Stored data entries:

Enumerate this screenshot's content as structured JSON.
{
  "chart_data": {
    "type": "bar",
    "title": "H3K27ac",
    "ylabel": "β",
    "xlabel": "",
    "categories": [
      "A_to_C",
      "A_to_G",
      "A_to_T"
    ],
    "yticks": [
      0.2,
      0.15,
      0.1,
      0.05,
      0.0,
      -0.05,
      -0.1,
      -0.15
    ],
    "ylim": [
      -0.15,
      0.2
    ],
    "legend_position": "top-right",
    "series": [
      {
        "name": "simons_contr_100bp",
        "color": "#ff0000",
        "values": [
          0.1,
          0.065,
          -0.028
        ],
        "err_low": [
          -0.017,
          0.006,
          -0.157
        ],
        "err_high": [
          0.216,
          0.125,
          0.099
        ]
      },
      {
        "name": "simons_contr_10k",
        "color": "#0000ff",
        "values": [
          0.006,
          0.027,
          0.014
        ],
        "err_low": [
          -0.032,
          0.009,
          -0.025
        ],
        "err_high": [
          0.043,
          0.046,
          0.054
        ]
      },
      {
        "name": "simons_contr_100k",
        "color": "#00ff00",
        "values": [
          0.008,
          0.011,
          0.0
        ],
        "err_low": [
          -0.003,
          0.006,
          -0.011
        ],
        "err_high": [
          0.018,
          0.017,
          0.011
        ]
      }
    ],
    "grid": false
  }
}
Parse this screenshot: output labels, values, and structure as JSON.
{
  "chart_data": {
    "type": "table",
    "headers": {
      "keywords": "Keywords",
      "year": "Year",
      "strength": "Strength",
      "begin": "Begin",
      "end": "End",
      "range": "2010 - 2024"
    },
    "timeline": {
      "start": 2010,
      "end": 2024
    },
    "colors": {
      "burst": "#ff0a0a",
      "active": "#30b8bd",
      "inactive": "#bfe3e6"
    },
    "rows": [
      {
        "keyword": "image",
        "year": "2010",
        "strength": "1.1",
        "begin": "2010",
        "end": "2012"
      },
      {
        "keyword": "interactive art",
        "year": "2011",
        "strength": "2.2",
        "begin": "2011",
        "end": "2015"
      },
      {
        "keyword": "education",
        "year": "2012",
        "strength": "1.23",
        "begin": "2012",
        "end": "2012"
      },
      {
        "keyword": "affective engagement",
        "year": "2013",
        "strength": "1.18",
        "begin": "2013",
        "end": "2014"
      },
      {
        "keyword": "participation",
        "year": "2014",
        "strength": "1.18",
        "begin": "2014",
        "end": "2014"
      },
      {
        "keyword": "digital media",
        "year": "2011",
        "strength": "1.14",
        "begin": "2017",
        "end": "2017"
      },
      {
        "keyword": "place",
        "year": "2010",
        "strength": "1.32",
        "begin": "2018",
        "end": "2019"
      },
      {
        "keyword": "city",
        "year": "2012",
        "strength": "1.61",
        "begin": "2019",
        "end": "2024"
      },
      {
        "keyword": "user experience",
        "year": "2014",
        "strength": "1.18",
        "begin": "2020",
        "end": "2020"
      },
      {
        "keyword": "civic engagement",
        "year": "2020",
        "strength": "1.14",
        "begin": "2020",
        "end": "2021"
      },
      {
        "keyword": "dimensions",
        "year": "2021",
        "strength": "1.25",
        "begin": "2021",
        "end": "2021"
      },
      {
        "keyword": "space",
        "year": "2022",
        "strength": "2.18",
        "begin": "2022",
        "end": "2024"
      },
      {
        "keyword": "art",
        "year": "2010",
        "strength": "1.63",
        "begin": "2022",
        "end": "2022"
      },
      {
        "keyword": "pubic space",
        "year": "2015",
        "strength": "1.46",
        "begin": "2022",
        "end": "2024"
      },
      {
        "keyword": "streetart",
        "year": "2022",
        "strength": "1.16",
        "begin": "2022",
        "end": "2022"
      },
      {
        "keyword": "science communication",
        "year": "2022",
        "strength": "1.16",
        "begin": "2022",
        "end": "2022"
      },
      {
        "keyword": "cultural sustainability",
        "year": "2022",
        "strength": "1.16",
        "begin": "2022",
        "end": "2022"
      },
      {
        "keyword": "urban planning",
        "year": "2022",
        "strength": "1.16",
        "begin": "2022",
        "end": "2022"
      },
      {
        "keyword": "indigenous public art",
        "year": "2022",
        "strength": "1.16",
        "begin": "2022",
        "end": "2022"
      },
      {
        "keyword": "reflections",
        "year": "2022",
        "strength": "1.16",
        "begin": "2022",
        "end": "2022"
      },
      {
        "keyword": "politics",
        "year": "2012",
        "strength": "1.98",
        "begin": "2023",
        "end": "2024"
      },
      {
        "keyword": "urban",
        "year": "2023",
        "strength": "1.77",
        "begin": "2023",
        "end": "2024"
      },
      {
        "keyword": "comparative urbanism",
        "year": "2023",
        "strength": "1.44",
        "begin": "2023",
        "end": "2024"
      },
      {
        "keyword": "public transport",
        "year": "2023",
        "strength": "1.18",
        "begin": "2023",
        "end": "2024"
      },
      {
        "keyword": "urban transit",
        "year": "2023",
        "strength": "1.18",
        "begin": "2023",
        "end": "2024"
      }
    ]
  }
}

YOUR TASK.
Write out all records exactly, keeping every detail.

ANSWER IN FULL.
Enumerate this screenshot's content as structured JSON.
{
  "chart_data": {
    "type": "bar",
    "title": "H3K27ac",
    "ylabel": "β",
    "xlabel": "",
    "categories": [
      "A_to_C",
      "A_to_G",
      "A_to_T"
    ],
    "yticks": [
      0.2,
      0.15,
      0.1,
      0.05,
      0.0,
      -0.05,
      -0.1,
      -0.15
    ],
    "ylim": [
      -0.15,
      0.2
    ],
    "legend_position": "top-right",
    "series": [
      {
        "name": "simons_contr_100bp",
        "color": "#ff0000",
        "values": [
          0.1,
          0.065,
          -0.028
        ],
        "err_low": [
          -0.017,
          0.006,
          -0.157
        ],
        "err_high": [
          0.216,
          0.125,
          0.099
        ]
      },
      {
        "name": "simons_contr_10k",
        "color": "#0000ff",
        "values": [
          0.006,
          0.027,
          0.014
        ],
        "err_low": [
          -0.032,
          0.009,
          -0.025
        ],
        "err_high": [
          0.043,
          0.046,
          0.054
        ]
      },
      {
        "name": "simons_contr_100k",
        "color": "#00ff00",
        "values": [
          0.008,
          0.011,
          0.0
        ],
        "err_low": [
          -0.003,
          0.006,
          -0.011
        ],
        "err_high": [
          0.018,
          0.017,
          0.011
        ]
      }
    ],
    "grid": false
  }
}
Parse this screenshot: output labels, values, and structure as JSON.
{
  "chart_data": {
    "type": "table",
    "headers": {
      "keywords": "Keywords",
      "year": "Year",
      "strength": "Strength",
      "begin": "Begin",
      "end": "End",
      "range": "2010 - 2024"
    },
    "timeline": {
      "start": 2010,
      "end": 2024
    },
    "colors": {
      "burst": "#ff0a0a",
      "active": "#30b8bd",
      "inactive": "#bfe3e6"
    },
    "rows": [
      {
        "keyword": "image",
        "year": "2010",
        "strength": "1.1",
        "begin": "2010",
        "end": "2012"
      },
      {
        "keyword": "interactive art",
        "year": "2011",
        "strength": "2.2",
        "begin": "2011",
        "end": "2015"
      },
      {
        "keyword": "education",
        "year": "2012",
        "strength": "1.23",
        "begin": "2012",
        "end": "2012"
      },
      {
        "keyword": "affective engagement",
        "year": "2013",
        "strength": "1.18",
        "begin": "2013",
        "end": "2014"
      },
      {
        "keyword": "participation",
        "year": "2014",
        "strength": "1.18",
        "begin": "2014",
        "end": "2014"
      },
      {
        "keyword": "digital media",
        "year": "2011",
        "strength": "1.14",
        "begin": "2017",
        "end": "2017"
      },
      {
        "keyword": "place",
        "year": "2010",
        "strength": "1.32",
        "begin": "2018",
        "end": "2019"
      },
      {
        "keyword": "city",
        "year": "2012",
        "strength": "1.61",
        "begin": "2019",
        "end": "2024"
      },
      {
        "keyword": "user experience",
        "year": "2014",
        "strength": "1.18",
        "begin": "2020",
        "end": "2020"
      },
      {
        "keyword": "civic engagement",
        "year": "2020",
        "strength": "1.14",
        "begin": "2020",
        "end": "2021"
      },
      {
        "keyword": "dimensions",
        "year": "2021",
        "strength": "1.25",
        "begin": "2021",
        "end": "2021"
      },
      {
        "keyword": "space",
        "year": "2022",
        "strength": "2.18",
        "begin": "2022",
        "end": "2024"
      },
      {
        "keyword": "art",
        "year": "2010",
        "strength": "1.63",
        "begin": "2022",
        "end": "2022"
      },
      {
        "keyword": "pubic space",
        "year": "2015",
        "strength": "1.46",
        "begin": "2022",
        "end": "2024"
      },
      {
        "keyword": "streetart",
        "year": "2022",
        "strength": "1.16",
        "begin": "2022",
        "end": "2022"
      },
      {
        "keyword": "science communication",
        "year": "2022",
        "strength": "1.16",
        "begin": "2022",
        "end": "2022"
      },
      {
        "keyword": "cultural sustainability",
        "year": "2022",
        "strength": "1.16",
        "begin": "2022",
        "end": "2022"
      },
      {
        "keyword": "urban planning",
        "year": "2022",
        "strength": "1.16",
        "begin": "2022",
        "end": "2022"
      },
      {
        "keyword": "indigenous public art",
        "year": "2022",
        "strength": "1.16",
        "begin": "2022",
        "end": "2022"
      },
      {
        "keyword": "reflections",
        "year": "2022",
        "strength": "1.16",
        "begin": "2022",
        "end": "2022"
      },
      {
        "keyword": "politics",
        "year": "2012",
        "strength": "1.98",
        "begin": "2023",
        "end": "2024"
      },
      {
        "keyword": "urban",
        "year": "2023",
        "strength": "1.77",
        "begin": "2023",
        "end": "2024"
      },
      {
        "keyword": "comparative urbanism",
        "year": "2023",
        "strength": "1.44",
        "begin": "2023",
        "end": "2024"
      },
      {
        "keyword": "public transport",
        "year": "2023",
        "strength": "1.18",
        "begin": "2023",
        "end": "2024"
      },
      {
        "keyword": "urban transit",
        "year": "2023",
        "strength": "1.18",
        "begin": "2023",
        "end": "2024"
      }
    ]
  }
}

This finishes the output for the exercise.